- Aim of the exercise -
Answer these questions using the article on honoring demining partners.
1. Since 1993, how much has the United States provided to help clear landmines and support related work?
2. In which room did Secretary Albright host the dinner on November 4?
3. How much has the Adopt-a-Minefield program raised since March 1999?

State Honors Demining Partners

By John Stevens
The author is public affairs officer for the Office of the Special Representative to the President and Secretary of State for Global Humanitarian Demining.

Timithy Boggs and Jenette Khan.

Timithy Boggs, left, of Time Warner and Jenette Khan of DC Comics describe the mine awareness comic book project.

 
 

In the time it takes to read this magazine, somewhere in the world a person will be maimed or killed by a landmine. An estimated 60 to 70 million landmines pose an everyday threat to civilians in one-third of the world's nations and a barrier to peace, democracy and development in war-torn societies long after the guns are silent.

Since 1993, the United States has provided more than $350 million to help clear landmines, conduct mine awareness programs, assist the victims of landmine accidents and research new demining technologies.

A top priority of the President's "Demining 2010 Initiative," launched by Secretary of State Albright and Secretary of Defense Cohen in October 1997, has been to build partnerships with American private and civic organizations to combine innovation, energy and resources for a mine-safe world by the year 2010. Highlighting that cooperation, Secretary Albright hosted a dinner on November 4 in the Benjamin Franklin Room to recognize and honor two dozen groups involved in public-private partnerships for global humanitarian demining.

Among the 120 distinguished guests were Senator Patrick J. Leahy (D-VT), Vietnam Veterans of America Foundation President Bobby Muller, President and Editor-in-Chief of DC Comics Jenette Khan, United Nations Association President William Luers and Nobel Laureate Jody Williams.

In her remarks, Secretary Albright saluted the public-
private partnerships: "In our common campaign to end the landmine crisis, every one of the groups and people here tonight has been able to stand and deliver. We rely on NGOs for huge infusions of energy and expertise, and on the private sector for innovative ways of harnessing donor generosity and participation."

Among the groups honored were:

* The United Nations Association and its Adopt-a-Minefield program, which since March 1999 has raised more than $2 million to clear minefields in Afghanistan, Bosnia, Cambodia, Croatia and Mozambique.

- Material -
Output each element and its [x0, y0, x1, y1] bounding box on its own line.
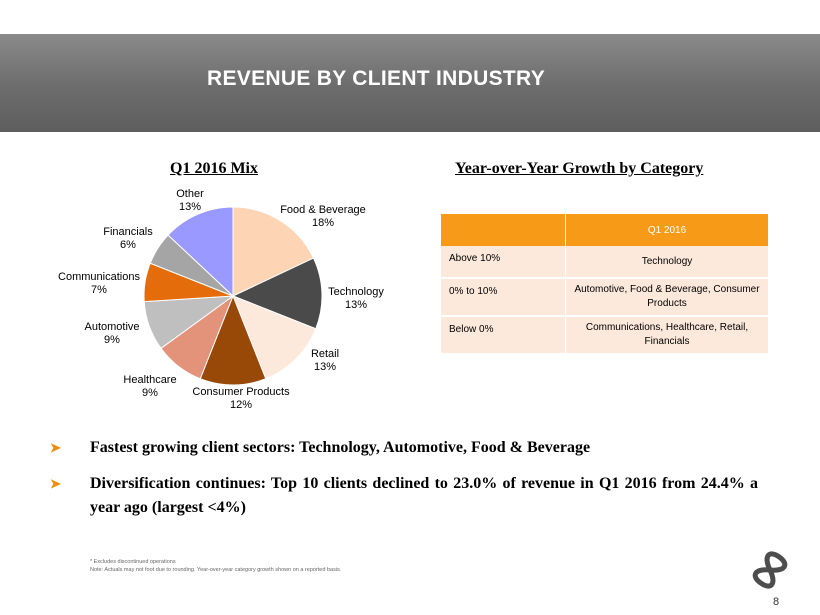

- Exercise answer -
1. More than $350 million.
2. The Benjamin Franklin Room.
3. More than $2 million.